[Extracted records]
-------

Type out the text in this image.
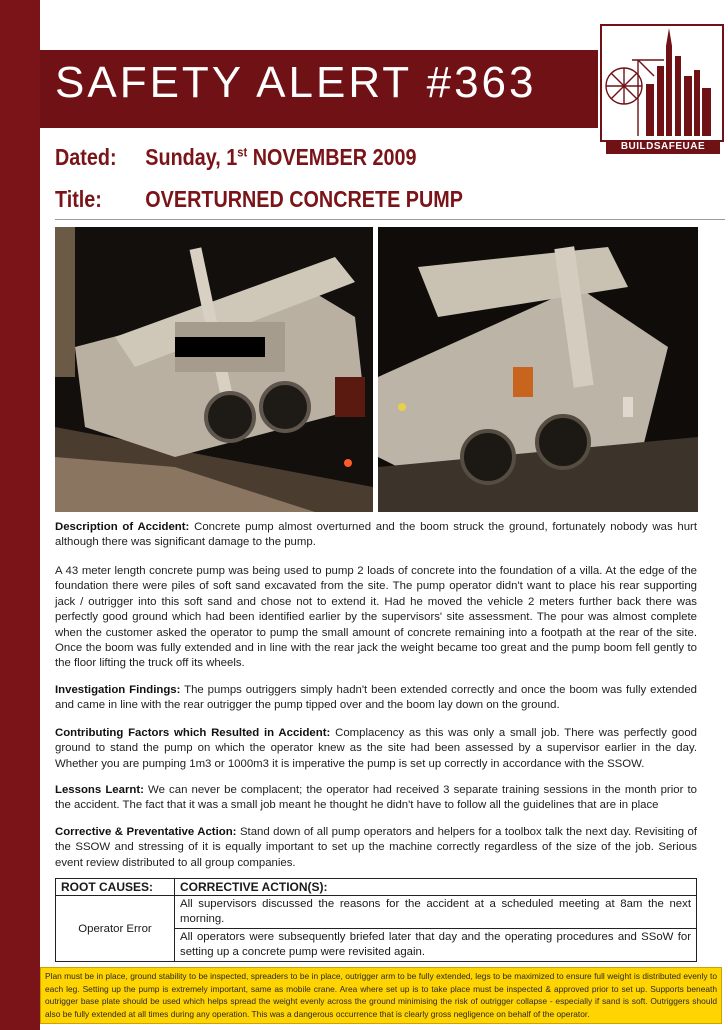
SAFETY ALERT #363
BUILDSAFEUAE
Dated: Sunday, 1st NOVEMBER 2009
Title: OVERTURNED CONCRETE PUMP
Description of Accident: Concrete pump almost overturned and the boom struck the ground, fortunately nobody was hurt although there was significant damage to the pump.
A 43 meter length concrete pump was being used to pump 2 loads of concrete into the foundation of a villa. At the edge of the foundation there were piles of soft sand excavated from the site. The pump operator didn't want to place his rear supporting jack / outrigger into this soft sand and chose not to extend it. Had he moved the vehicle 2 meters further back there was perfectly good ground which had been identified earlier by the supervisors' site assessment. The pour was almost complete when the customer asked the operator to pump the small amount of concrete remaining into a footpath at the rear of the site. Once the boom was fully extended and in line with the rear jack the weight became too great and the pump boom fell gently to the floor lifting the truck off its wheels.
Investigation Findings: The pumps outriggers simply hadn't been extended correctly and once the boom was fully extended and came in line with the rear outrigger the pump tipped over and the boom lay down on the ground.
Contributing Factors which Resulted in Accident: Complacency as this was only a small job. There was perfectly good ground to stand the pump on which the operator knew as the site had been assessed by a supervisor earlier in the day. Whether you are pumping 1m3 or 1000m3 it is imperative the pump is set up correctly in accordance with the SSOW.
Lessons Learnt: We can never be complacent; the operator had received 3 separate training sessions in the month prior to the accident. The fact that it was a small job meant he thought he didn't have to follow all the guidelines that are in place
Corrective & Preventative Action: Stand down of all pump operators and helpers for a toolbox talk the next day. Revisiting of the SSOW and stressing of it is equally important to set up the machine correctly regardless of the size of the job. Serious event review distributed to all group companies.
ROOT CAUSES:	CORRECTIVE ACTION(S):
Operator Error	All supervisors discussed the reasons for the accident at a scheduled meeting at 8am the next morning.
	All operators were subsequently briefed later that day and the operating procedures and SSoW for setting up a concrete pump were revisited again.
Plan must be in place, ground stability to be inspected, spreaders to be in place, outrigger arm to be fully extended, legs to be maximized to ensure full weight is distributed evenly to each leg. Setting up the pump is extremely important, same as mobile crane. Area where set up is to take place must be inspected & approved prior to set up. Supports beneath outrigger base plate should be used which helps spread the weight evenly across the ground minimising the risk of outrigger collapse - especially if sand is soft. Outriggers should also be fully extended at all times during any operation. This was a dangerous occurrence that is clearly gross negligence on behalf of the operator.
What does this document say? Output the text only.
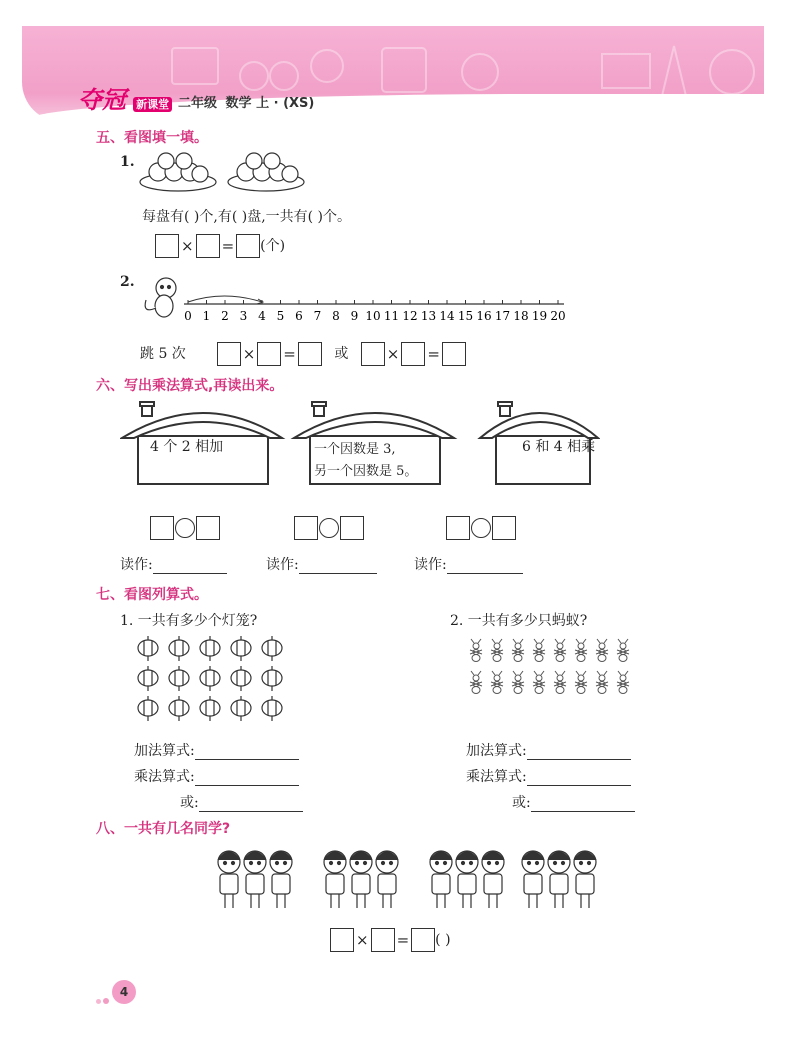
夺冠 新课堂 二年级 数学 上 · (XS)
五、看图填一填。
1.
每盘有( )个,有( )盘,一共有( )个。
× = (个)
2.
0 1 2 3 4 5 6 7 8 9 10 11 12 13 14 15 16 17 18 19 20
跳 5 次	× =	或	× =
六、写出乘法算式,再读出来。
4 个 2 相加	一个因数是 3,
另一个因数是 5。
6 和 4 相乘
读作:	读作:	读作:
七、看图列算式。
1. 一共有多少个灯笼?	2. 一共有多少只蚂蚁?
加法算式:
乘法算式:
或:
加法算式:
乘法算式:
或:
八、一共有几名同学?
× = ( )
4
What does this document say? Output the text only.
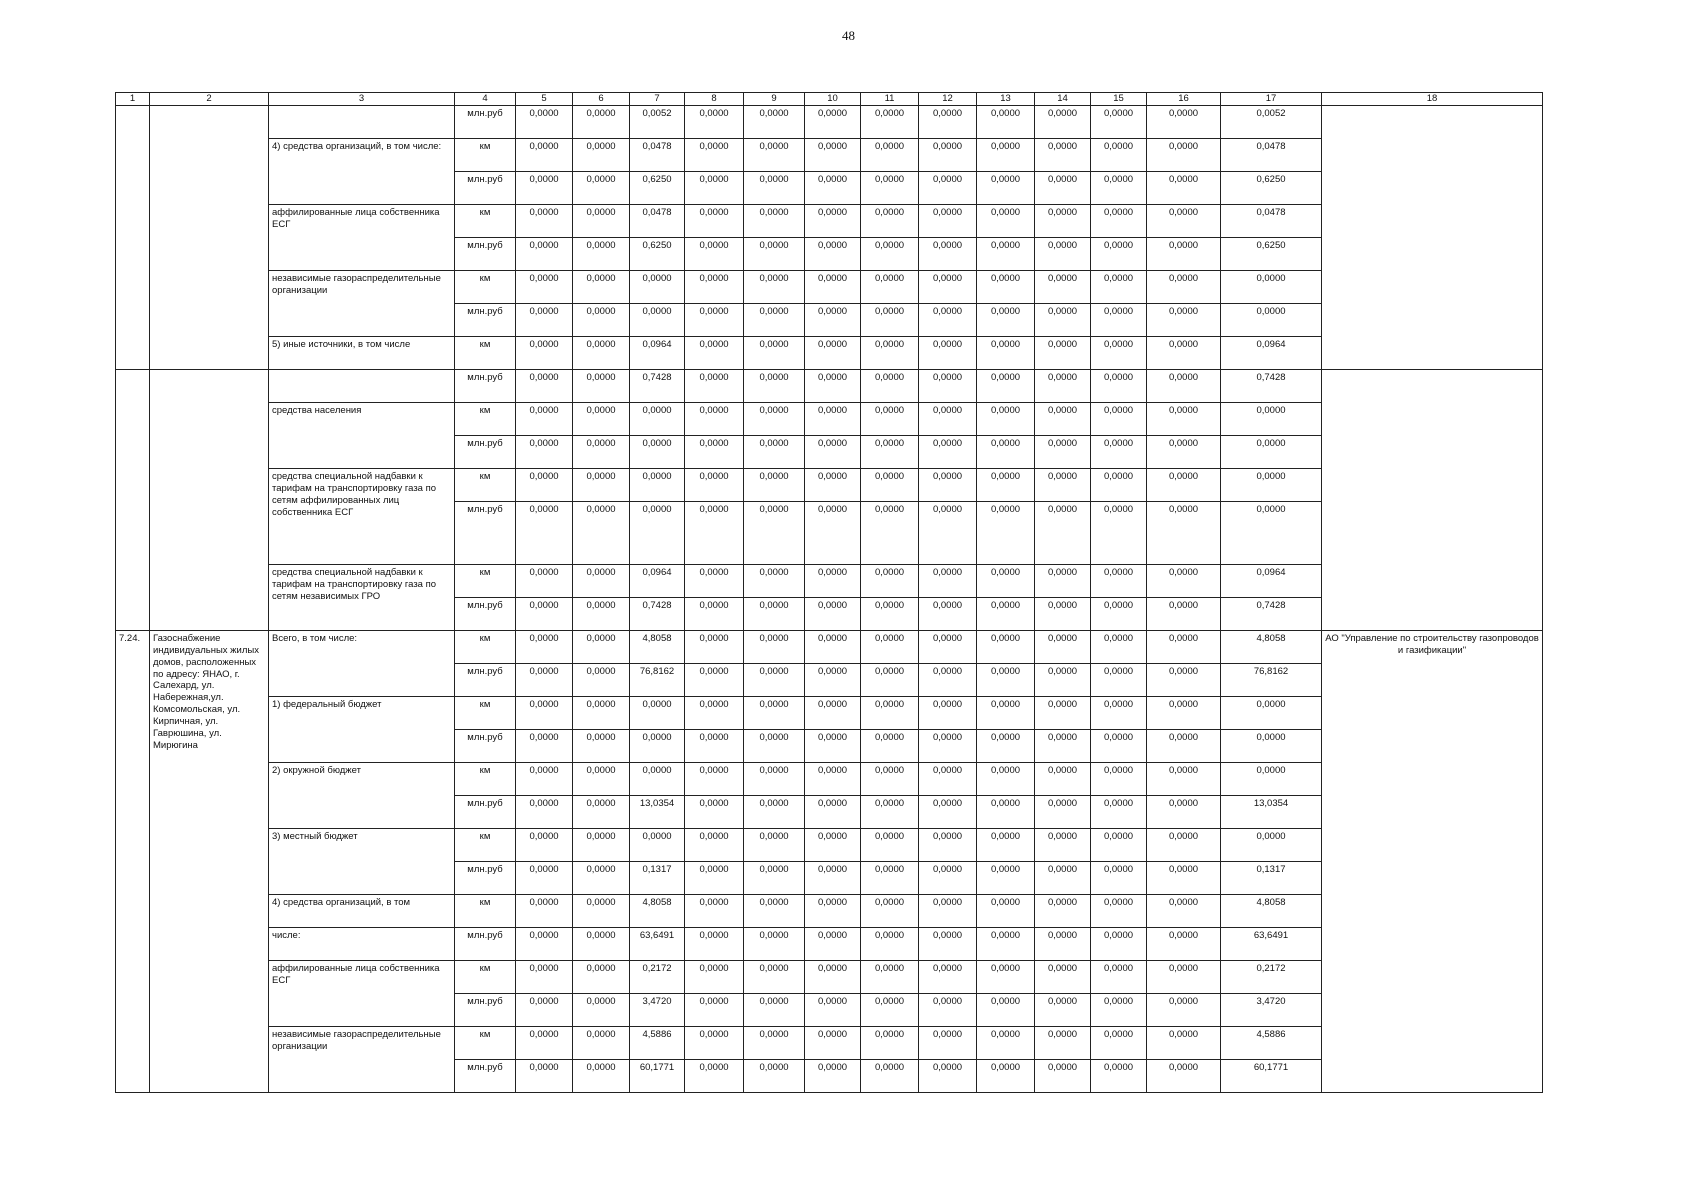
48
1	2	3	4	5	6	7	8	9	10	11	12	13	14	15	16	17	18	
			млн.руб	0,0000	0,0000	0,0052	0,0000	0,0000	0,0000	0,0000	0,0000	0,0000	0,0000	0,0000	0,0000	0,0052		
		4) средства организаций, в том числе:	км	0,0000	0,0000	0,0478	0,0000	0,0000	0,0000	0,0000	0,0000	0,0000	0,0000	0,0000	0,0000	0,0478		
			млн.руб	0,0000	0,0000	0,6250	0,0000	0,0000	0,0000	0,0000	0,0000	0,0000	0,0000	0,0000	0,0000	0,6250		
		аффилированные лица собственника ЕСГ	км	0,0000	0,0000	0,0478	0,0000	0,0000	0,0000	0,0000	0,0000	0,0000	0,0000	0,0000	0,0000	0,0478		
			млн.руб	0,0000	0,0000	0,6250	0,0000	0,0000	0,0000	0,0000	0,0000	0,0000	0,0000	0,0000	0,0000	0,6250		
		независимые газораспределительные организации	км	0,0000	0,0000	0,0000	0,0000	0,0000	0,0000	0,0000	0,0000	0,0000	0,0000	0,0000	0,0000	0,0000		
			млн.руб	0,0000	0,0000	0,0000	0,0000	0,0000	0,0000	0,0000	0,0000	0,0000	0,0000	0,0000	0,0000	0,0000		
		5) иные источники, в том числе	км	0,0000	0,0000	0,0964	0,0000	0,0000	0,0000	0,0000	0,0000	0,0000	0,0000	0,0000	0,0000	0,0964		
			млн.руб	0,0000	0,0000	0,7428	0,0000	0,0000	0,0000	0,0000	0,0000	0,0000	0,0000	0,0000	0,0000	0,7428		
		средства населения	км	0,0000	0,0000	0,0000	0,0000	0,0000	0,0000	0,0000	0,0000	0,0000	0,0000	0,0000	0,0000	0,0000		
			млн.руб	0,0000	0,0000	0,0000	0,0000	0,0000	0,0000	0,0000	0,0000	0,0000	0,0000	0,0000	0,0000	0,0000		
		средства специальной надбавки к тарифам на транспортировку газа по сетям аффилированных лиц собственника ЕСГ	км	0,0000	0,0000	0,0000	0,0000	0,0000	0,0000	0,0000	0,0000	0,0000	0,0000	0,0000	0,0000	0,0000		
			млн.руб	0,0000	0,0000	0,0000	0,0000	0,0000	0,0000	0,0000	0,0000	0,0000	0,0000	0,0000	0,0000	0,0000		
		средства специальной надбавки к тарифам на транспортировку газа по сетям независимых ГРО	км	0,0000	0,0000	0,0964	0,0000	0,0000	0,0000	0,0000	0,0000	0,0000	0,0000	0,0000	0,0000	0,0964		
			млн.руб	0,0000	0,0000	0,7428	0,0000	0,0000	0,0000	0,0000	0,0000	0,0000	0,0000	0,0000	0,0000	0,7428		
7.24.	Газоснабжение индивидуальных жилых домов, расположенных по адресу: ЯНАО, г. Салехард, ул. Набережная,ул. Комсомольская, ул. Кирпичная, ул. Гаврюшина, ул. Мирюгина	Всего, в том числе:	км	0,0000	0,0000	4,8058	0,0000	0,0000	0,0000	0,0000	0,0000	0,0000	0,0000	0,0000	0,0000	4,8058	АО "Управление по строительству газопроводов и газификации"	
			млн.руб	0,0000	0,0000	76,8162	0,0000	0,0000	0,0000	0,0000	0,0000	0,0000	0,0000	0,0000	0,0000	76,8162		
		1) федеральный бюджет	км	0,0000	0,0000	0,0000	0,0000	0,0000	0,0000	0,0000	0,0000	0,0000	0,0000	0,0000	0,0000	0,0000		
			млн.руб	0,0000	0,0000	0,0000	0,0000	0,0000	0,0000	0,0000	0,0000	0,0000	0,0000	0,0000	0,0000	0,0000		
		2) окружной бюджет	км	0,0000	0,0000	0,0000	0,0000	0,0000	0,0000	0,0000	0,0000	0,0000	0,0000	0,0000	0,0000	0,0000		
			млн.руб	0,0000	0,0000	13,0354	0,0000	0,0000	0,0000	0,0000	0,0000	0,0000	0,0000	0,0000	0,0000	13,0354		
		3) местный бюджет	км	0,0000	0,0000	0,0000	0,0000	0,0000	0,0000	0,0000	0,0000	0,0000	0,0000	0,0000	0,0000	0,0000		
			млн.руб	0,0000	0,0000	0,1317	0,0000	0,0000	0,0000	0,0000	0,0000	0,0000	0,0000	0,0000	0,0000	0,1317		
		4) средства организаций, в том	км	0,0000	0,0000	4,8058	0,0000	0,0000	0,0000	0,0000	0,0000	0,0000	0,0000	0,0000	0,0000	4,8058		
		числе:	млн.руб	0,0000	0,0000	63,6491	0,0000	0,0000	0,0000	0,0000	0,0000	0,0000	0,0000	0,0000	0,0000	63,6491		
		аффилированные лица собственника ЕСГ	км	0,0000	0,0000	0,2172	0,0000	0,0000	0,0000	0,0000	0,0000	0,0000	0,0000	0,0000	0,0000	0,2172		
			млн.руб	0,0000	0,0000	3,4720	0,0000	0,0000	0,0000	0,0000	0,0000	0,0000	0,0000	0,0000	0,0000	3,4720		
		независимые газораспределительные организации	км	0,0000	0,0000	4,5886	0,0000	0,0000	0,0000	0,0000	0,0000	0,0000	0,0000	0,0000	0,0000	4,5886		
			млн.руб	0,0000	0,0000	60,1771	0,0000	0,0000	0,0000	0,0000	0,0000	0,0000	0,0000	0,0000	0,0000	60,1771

-------

Task details: Select every line of the records holding the string "средства".

Full answer:
		4) средства организаций, в том числе:	км	0,0000	0,0000	0,0478	0,0000	0,0000	0,0000	0,0000	0,0000	0,0000	0,0000	0,0000	0,0000	0,0478		
		средства населения	км	0,0000	0,0000	0,0000	0,0000	0,0000	0,0000	0,0000	0,0000	0,0000	0,0000	0,0000	0,0000	0,0000		
		средства специальной надбавки к тарифам на транспортировку газа по сетям аффилированных лиц собственника ЕСГ	км	0,0000	0,0000	0,0000	0,0000	0,0000	0,0000	0,0000	0,0000	0,0000	0,0000	0,0000	0,0000	0,0000		
		средства специальной надбавки к тарифам на транспортировку газа по сетям независимых ГРО	км	0,0000	0,0000	0,0964	0,0000	0,0000	0,0000	0,0000	0,0000	0,0000	0,0000	0,0000	0,0000	0,0964		
		4) средства организаций, в том	км	0,0000	0,0000	4,8058	0,0000	0,0000	0,0000	0,0000	0,0000	0,0000	0,0000	0,0000	0,0000	4,8058		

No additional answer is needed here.